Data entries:
.....

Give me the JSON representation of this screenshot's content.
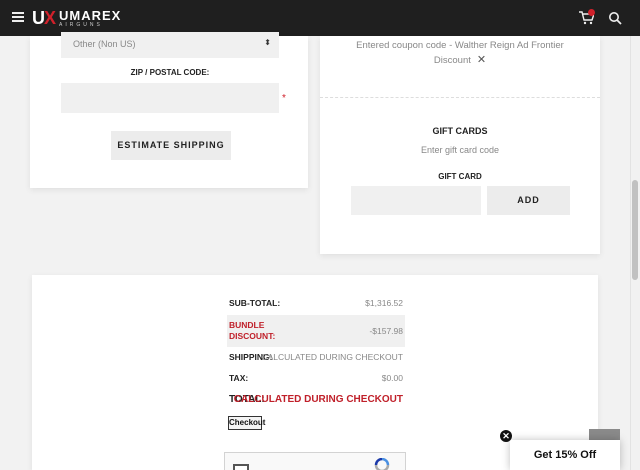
{
  "header": {
    "logo_mark_u": "U",
    "logo_mark_x": "X",
    "logo_word": "UMAREX",
    "logo_sub": "AIRGUNS"
  },
  "shipping": {
    "country_select_value": "Other (Non US)",
    "zip_label": "ZIP / POSTAL CODE:",
    "zip_value": "",
    "required_mark": "*",
    "estimate_button": "ESTIMATE SHIPPING"
  },
  "coupon": {
    "line1": "Entered coupon code - Walther Reign Ad Frontier",
    "line2": "Discount",
    "remove_glyph": "✕"
  },
  "gift_cards": {
    "heading": "GIFT CARDS",
    "hint": "Enter gift card code",
    "field_label": "GIFT CARD",
    "field_value": "",
    "add_button": "ADD"
  },
  "totals": {
    "subtotal_label": "SUB-TOTAL:",
    "subtotal_value": "$1,316.52",
    "bundle_label": "BUNDLE DISCOUNT:",
    "bundle_value": "-$157.98",
    "shipping_label": "SHIPPING:",
    "shipping_value": "CALCULATED DURING CHECKOUT",
    "tax_label": "TAX:",
    "tax_value": "$0.00",
    "total_label": "TOTAL:",
    "total_value": "CALCULATED DURING CHECKOUT",
    "checkout_button": "Checkout"
  },
  "promo": {
    "label": "Get 15% Off",
    "close_glyph": "✕"
  },
  "colors": {
    "brand_red": "#d0202a",
    "header_bg": "#1f1f1f"
  }
}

.....

• **Aim of the exercise**
Output the entries above exactly, without their pictures.

• **Response to the exercise**
Give me the JSON representation of this screenshot's content.
{
  "header": {
    "logo_mark_u": "U",
    "logo_mark_x": "X",
    "logo_word": "UMAREX",
    "logo_sub": "AIRGUNS"
  },
  "shipping": {
    "country_select_value": "Other (Non US)",
    "zip_label": "ZIP / POSTAL CODE:",
    "zip_value": "",
    "required_mark": "*",
    "estimate_button": "ESTIMATE SHIPPING"
  },
  "coupon": {
    "line1": "Entered coupon code - Walther Reign Ad Frontier",
    "line2": "Discount",
    "remove_glyph": "✕"
  },
  "gift_cards": {
    "heading": "GIFT CARDS",
    "hint": "Enter gift card code",
    "field_label": "GIFT CARD",
    "field_value": "",
    "add_button": "ADD"
  },
  "totals": {
    "subtotal_label": "SUB-TOTAL:",
    "subtotal_value": "$1,316.52",
    "bundle_label": "BUNDLE DISCOUNT:",
    "bundle_value": "-$157.98",
    "shipping_label": "SHIPPING:",
    "shipping_value": "CALCULATED DURING CHECKOUT",
    "tax_label": "TAX:",
    "tax_value": "$0.00",
    "total_label": "TOTAL:",
    "total_value": "CALCULATED DURING CHECKOUT",
    "checkout_button": "Checkout"
  },
  "promo": {
    "label": "Get 15% Off",
    "close_glyph": "✕"
  },
  "colors": {
    "brand_red": "#d0202a",
    "header_bg": "#1f1f1f"
  }
}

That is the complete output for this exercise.